● What is required:
Out of the lines in this data, how many include "Kecamatan"? Give the number and nothing else.
>> BEGIN Material provided
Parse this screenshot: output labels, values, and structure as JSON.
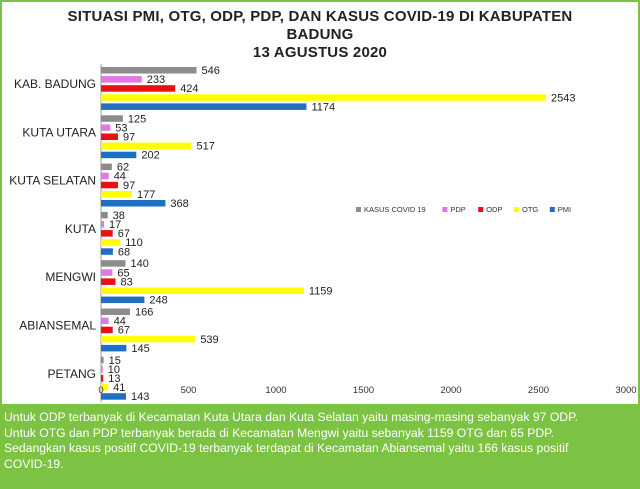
{
  "chart_data": {
    "type": "bar",
    "orientation": "horizontal",
    "title_lines": [
      "SITUASI PMI, OTG, ODP, PDP, DAN KASUS COVID-19 DI KABUPATEN",
      "BADUNG",
      "13 AGUSTUS 2020"
    ],
    "categories": [
      "KAB. BADUNG",
      "KUTA UTARA",
      "KUTA SELATAN",
      "KUTA",
      "MENGWI",
      "ABIANSEMAL",
      "PETANG"
    ],
    "series": [
      {
        "name": "KASUS COVID 19",
        "color": "#8c8c8c",
        "values": [
          546,
          125,
          62,
          38,
          140,
          166,
          15
        ]
      },
      {
        "name": "PDP",
        "color": "#e07ae0",
        "values": [
          233,
          53,
          44,
          17,
          65,
          44,
          10
        ]
      },
      {
        "name": "ODP",
        "color": "#e81010",
        "values": [
          424,
          97,
          97,
          67,
          83,
          67,
          13
        ]
      },
      {
        "name": "OTG",
        "color": "#ffff00",
        "values": [
          2543,
          517,
          177,
          110,
          1159,
          539,
          41
        ]
      },
      {
        "name": "PMI",
        "color": "#1f6fc2",
        "values": [
          1174,
          202,
          368,
          68,
          248,
          145,
          143
        ]
      }
    ],
    "xlim": [
      0,
      3000
    ],
    "xticks": [
      "0",
      "500",
      "1000",
      "1500",
      "2000",
      "2500",
      "3000"
    ],
    "legend_position": "right-middle",
    "grid": false
  },
  "caption": [
    "Untuk ODP terbanyak di Kecamatan Kuta Utara dan Kuta Selatan yaitu masing-masing sebanyak 97 ODP.",
    "Untuk OTG dan PDP terbanyak berada di Kecamatan Mengwi yaitu sebanyak 1159 OTG dan 65 PDP.",
    "Sedangkan  kasus positif COVID-19 terbanyak terdapat di Kecamatan Abiansemal yaitu 166 kasus positif",
    "COVID-19."
  ]
}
>> END Material provided
● Solution to this task:
3